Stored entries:
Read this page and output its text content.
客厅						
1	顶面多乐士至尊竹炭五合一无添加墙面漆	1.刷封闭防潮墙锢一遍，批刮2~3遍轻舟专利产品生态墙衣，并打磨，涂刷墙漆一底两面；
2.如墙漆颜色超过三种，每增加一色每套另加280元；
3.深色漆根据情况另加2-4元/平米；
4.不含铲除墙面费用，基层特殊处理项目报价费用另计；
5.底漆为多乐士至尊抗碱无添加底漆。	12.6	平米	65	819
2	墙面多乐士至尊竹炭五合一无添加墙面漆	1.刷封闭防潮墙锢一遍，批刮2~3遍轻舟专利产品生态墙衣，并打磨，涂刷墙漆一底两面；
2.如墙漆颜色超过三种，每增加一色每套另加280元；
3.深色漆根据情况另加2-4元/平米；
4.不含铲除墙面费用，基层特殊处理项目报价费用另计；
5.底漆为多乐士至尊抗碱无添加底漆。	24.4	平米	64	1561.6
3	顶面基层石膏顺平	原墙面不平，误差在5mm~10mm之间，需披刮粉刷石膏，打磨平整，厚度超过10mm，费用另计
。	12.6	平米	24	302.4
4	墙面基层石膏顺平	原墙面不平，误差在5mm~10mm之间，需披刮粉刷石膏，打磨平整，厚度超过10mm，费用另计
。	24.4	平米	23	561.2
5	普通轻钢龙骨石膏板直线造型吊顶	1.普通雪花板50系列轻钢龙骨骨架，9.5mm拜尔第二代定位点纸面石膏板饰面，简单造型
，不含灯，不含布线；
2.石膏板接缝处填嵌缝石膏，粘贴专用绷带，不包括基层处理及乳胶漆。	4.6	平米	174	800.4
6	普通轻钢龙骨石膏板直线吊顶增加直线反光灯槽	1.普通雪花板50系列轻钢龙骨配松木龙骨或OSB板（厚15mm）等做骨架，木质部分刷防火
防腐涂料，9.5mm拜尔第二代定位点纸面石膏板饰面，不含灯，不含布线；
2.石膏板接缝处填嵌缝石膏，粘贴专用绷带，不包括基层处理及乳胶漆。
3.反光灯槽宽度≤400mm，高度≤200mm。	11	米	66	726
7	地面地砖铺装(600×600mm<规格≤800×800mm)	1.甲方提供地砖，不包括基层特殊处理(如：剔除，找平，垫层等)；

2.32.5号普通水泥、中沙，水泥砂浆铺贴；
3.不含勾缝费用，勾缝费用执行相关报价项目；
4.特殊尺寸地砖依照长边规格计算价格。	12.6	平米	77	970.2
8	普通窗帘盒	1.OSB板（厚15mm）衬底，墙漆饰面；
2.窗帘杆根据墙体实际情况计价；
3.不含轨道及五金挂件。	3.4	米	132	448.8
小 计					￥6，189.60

Task requirements: Each line above must be reproduced exactly as it stands.

Response for this exercise:
Read this page and output its text content.
客厅						
1	顶面多乐士至尊竹炭五合一无添加墙面漆	1.刷封闭防潮墙锢一遍，批刮2~3遍轻舟专利产品生态墙衣，并打磨，涂刷墙漆一底两面；
2.如墙漆颜色超过三种，每增加一色每套另加280元；
3.深色漆根据情况另加2-4元/平米；
4.不含铲除墙面费用，基层特殊处理项目报价费用另计；
5.底漆为多乐士至尊抗碱无添加底漆。	12.6	平米	65	819
2	墙面多乐士至尊竹炭五合一无添加墙面漆	1.刷封闭防潮墙锢一遍，批刮2~3遍轻舟专利产品生态墙衣，并打磨，涂刷墙漆一底两面；
2.如墙漆颜色超过三种，每增加一色每套另加280元；
3.深色漆根据情况另加2-4元/平米；
4.不含铲除墙面费用，基层特殊处理项目报价费用另计；
5.底漆为多乐士至尊抗碱无添加底漆。	24.4	平米	64	1561.6
3	顶面基层石膏顺平	原墙面不平，误差在5mm~10mm之间，需披刮粉刷石膏，打磨平整，厚度超过10mm，费用另计
。	12.6	平米	24	302.4
4	墙面基层石膏顺平	原墙面不平，误差在5mm~10mm之间，需披刮粉刷石膏，打磨平整，厚度超过10mm，费用另计
。	24.4	平米	23	561.2
5	普通轻钢龙骨石膏板直线造型吊顶	1.普通雪花板50系列轻钢龙骨骨架，9.5mm拜尔第二代定位点纸面石膏板饰面，简单造型
，不含灯，不含布线；
2.石膏板接缝处填嵌缝石膏，粘贴专用绷带，不包括基层处理及乳胶漆。	4.6	平米	174	800.4
6	普通轻钢龙骨石膏板直线吊顶增加直线反光灯槽	1.普通雪花板50系列轻钢龙骨配松木龙骨或OSB板（厚15mm）等做骨架，木质部分刷防火
防腐涂料，9.5mm拜尔第二代定位点纸面石膏板饰面，不含灯，不含布线；
2.石膏板接缝处填嵌缝石膏，粘贴专用绷带，不包括基层处理及乳胶漆。
3.反光灯槽宽度≤400mm，高度≤200mm。	11	米	66	726
7	地面地砖铺装(600×600mm<规格≤800×800mm)	1.甲方提供地砖，不包括基层特殊处理(如：剔除，找平，垫层等)；

2.32.5号普通水泥、中沙，水泥砂浆铺贴；
3.不含勾缝费用，勾缝费用执行相关报价项目；
4.特殊尺寸地砖依照长边规格计算价格。	12.6	平米	77	970.2
8	普通窗帘盒	1.OSB板（厚15mm）衬底，墙漆饰面；
2.窗帘杆根据墙体实际情况计价；
3.不含轨道及五金挂件。	3.4	米	132	448.8
小 计					￥6，189.60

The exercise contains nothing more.